**SOURCE MATERIAL**
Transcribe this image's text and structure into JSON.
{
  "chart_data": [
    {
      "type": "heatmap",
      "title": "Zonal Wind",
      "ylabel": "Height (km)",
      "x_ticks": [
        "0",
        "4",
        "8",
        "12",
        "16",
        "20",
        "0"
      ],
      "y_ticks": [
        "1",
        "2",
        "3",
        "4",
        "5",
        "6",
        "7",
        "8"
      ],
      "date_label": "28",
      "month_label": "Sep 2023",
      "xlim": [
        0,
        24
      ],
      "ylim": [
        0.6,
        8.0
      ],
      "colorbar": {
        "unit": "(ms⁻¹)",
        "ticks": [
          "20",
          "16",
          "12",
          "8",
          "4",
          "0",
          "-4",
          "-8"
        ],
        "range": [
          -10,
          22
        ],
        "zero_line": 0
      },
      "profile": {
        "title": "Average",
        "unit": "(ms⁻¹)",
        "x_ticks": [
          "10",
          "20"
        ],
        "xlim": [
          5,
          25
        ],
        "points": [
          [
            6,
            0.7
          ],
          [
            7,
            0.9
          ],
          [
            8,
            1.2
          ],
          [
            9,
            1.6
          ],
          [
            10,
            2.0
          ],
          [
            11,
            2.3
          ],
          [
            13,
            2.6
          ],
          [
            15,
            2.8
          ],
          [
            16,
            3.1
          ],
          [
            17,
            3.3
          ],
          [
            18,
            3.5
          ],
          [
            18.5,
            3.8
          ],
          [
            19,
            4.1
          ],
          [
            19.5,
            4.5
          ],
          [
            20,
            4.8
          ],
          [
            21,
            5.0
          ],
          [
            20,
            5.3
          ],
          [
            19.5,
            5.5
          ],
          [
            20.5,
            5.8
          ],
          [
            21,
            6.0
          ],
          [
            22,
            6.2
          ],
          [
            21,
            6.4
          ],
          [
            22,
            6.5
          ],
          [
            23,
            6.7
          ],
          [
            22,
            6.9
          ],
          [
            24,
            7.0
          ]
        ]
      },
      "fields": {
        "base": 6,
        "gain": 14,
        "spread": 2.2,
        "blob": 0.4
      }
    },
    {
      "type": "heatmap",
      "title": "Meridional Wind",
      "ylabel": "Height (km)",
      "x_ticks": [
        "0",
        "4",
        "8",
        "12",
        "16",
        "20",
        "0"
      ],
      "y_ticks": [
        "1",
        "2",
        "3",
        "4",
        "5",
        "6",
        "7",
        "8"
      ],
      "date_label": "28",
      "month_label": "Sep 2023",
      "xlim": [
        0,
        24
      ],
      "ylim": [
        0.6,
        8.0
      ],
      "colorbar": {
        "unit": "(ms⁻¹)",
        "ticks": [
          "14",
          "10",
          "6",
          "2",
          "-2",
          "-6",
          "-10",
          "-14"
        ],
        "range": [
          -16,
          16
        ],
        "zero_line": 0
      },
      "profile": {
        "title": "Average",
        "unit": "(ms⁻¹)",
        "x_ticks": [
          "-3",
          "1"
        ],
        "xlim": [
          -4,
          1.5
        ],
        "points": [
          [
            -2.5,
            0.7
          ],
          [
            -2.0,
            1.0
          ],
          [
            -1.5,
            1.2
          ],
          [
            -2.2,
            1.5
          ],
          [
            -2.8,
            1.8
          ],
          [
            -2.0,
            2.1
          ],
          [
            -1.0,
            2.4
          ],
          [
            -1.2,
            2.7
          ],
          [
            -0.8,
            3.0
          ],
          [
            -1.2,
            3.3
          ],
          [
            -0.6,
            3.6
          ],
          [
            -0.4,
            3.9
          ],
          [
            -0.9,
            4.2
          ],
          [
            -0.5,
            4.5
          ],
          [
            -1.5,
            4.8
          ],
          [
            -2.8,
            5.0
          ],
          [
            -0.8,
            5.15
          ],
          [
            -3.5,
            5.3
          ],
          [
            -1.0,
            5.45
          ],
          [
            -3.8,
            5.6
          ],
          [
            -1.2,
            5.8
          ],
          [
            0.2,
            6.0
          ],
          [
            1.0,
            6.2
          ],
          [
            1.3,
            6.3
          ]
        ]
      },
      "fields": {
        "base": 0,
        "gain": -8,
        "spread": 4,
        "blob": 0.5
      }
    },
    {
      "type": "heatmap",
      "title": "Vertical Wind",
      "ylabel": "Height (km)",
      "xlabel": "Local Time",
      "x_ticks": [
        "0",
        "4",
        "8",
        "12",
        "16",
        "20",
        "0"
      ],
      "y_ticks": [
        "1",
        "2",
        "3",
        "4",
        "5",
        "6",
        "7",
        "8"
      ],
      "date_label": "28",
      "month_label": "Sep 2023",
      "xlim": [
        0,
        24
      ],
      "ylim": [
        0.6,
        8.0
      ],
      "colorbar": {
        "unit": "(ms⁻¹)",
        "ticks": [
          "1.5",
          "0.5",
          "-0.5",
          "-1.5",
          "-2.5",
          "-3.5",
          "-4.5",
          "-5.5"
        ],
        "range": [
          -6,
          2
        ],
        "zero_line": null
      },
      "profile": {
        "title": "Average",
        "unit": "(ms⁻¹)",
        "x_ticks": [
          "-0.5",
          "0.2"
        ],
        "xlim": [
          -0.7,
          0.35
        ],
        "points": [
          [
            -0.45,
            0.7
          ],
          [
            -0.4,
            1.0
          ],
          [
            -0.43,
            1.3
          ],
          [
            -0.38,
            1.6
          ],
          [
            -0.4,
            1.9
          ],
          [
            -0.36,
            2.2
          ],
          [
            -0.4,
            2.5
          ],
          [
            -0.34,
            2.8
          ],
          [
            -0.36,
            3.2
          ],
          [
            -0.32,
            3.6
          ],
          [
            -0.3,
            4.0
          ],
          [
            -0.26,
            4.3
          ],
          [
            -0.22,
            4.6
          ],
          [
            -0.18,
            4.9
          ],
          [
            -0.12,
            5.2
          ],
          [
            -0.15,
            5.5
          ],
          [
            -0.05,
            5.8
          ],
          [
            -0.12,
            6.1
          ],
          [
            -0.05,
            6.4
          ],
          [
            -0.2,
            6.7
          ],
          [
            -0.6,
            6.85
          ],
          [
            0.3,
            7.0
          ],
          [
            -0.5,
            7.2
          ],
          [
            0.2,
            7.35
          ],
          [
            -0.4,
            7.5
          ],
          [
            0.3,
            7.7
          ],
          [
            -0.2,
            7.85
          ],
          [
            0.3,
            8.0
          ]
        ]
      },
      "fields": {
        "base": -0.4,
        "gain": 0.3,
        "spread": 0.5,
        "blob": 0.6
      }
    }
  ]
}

**DO THIS**
Each line above must be printed exactly as it appears.

**TASK SOLUTION**
Transcribe this image's text and structure into JSON.
{
  "chart_data": [
    {
      "type": "heatmap",
      "title": "Zonal Wind",
      "ylabel": "Height (km)",
      "x_ticks": [
        "0",
        "4",
        "8",
        "12",
        "16",
        "20",
        "0"
      ],
      "y_ticks": [
        "1",
        "2",
        "3",
        "4",
        "5",
        "6",
        "7",
        "8"
      ],
      "date_label": "28",
      "month_label": "Sep 2023",
      "xlim": [
        0,
        24
      ],
      "ylim": [
        0.6,
        8.0
      ],
      "colorbar": {
        "unit": "(ms⁻¹)",
        "ticks": [
          "20",
          "16",
          "12",
          "8",
          "4",
          "0",
          "-4",
          "-8"
        ],
        "range": [
          -10,
          22
        ],
        "zero_line": 0
      },
      "profile": {
        "title": "Average",
        "unit": "(ms⁻¹)",
        "x_ticks": [
          "10",
          "20"
        ],
        "xlim": [
          5,
          25
        ],
        "points": [
          [
            6,
            0.7
          ],
          [
            7,
            0.9
          ],
          [
            8,
            1.2
          ],
          [
            9,
            1.6
          ],
          [
            10,
            2.0
          ],
          [
            11,
            2.3
          ],
          [
            13,
            2.6
          ],
          [
            15,
            2.8
          ],
          [
            16,
            3.1
          ],
          [
            17,
            3.3
          ],
          [
            18,
            3.5
          ],
          [
            18.5,
            3.8
          ],
          [
            19,
            4.1
          ],
          [
            19.5,
            4.5
          ],
          [
            20,
            4.8
          ],
          [
            21,
            5.0
          ],
          [
            20,
            5.3
          ],
          [
            19.5,
            5.5
          ],
          [
            20.5,
            5.8
          ],
          [
            21,
            6.0
          ],
          [
            22,
            6.2
          ],
          [
            21,
            6.4
          ],
          [
            22,
            6.5
          ],
          [
            23,
            6.7
          ],
          [
            22,
            6.9
          ],
          [
            24,
            7.0
          ]
        ]
      },
      "fields": {
        "base": 6,
        "gain": 14,
        "spread": 2.2,
        "blob": 0.4
      }
    },
    {
      "type": "heatmap",
      "title": "Meridional Wind",
      "ylabel": "Height (km)",
      "x_ticks": [
        "0",
        "4",
        "8",
        "12",
        "16",
        "20",
        "0"
      ],
      "y_ticks": [
        "1",
        "2",
        "3",
        "4",
        "5",
        "6",
        "7",
        "8"
      ],
      "date_label": "28",
      "month_label": "Sep 2023",
      "xlim": [
        0,
        24
      ],
      "ylim": [
        0.6,
        8.0
      ],
      "colorbar": {
        "unit": "(ms⁻¹)",
        "ticks": [
          "14",
          "10",
          "6",
          "2",
          "-2",
          "-6",
          "-10",
          "-14"
        ],
        "range": [
          -16,
          16
        ],
        "zero_line": 0
      },
      "profile": {
        "title": "Average",
        "unit": "(ms⁻¹)",
        "x_ticks": [
          "-3",
          "1"
        ],
        "xlim": [
          -4,
          1.5
        ],
        "points": [
          [
            -2.5,
            0.7
          ],
          [
            -2.0,
            1.0
          ],
          [
            -1.5,
            1.2
          ],
          [
            -2.2,
            1.5
          ],
          [
            -2.8,
            1.8
          ],
          [
            -2.0,
            2.1
          ],
          [
            -1.0,
            2.4
          ],
          [
            -1.2,
            2.7
          ],
          [
            -0.8,
            3.0
          ],
          [
            -1.2,
            3.3
          ],
          [
            -0.6,
            3.6
          ],
          [
            -0.4,
            3.9
          ],
          [
            -0.9,
            4.2
          ],
          [
            -0.5,
            4.5
          ],
          [
            -1.5,
            4.8
          ],
          [
            -2.8,
            5.0
          ],
          [
            -0.8,
            5.15
          ],
          [
            -3.5,
            5.3
          ],
          [
            -1.0,
            5.45
          ],
          [
            -3.8,
            5.6
          ],
          [
            -1.2,
            5.8
          ],
          [
            0.2,
            6.0
          ],
          [
            1.0,
            6.2
          ],
          [
            1.3,
            6.3
          ]
        ]
      },
      "fields": {
        "base": 0,
        "gain": -8,
        "spread": 4,
        "blob": 0.5
      }
    },
    {
      "type": "heatmap",
      "title": "Vertical Wind",
      "ylabel": "Height (km)",
      "xlabel": "Local Time",
      "x_ticks": [
        "0",
        "4",
        "8",
        "12",
        "16",
        "20",
        "0"
      ],
      "y_ticks": [
        "1",
        "2",
        "3",
        "4",
        "5",
        "6",
        "7",
        "8"
      ],
      "date_label": "28",
      "month_label": "Sep 2023",
      "xlim": [
        0,
        24
      ],
      "ylim": [
        0.6,
        8.0
      ],
      "colorbar": {
        "unit": "(ms⁻¹)",
        "ticks": [
          "1.5",
          "0.5",
          "-0.5",
          "-1.5",
          "-2.5",
          "-3.5",
          "-4.5",
          "-5.5"
        ],
        "range": [
          -6,
          2
        ],
        "zero_line": null
      },
      "profile": {
        "title": "Average",
        "unit": "(ms⁻¹)",
        "x_ticks": [
          "-0.5",
          "0.2"
        ],
        "xlim": [
          -0.7,
          0.35
        ],
        "points": [
          [
            -0.45,
            0.7
          ],
          [
            -0.4,
            1.0
          ],
          [
            -0.43,
            1.3
          ],
          [
            -0.38,
            1.6
          ],
          [
            -0.4,
            1.9
          ],
          [
            -0.36,
            2.2
          ],
          [
            -0.4,
            2.5
          ],
          [
            -0.34,
            2.8
          ],
          [
            -0.36,
            3.2
          ],
          [
            -0.32,
            3.6
          ],
          [
            -0.3,
            4.0
          ],
          [
            -0.26,
            4.3
          ],
          [
            -0.22,
            4.6
          ],
          [
            -0.18,
            4.9
          ],
          [
            -0.12,
            5.2
          ],
          [
            -0.15,
            5.5
          ],
          [
            -0.05,
            5.8
          ],
          [
            -0.12,
            6.1
          ],
          [
            -0.05,
            6.4
          ],
          [
            -0.2,
            6.7
          ],
          [
            -0.6,
            6.85
          ],
          [
            0.3,
            7.0
          ],
          [
            -0.5,
            7.2
          ],
          [
            0.2,
            7.35
          ],
          [
            -0.4,
            7.5
          ],
          [
            0.3,
            7.7
          ],
          [
            -0.2,
            7.85
          ],
          [
            0.3,
            8.0
          ]
        ]
      },
      "fields": {
        "base": -0.4,
        "gain": 0.3,
        "spread": 0.5,
        "blob": 0.6
      }
    }
  ]
}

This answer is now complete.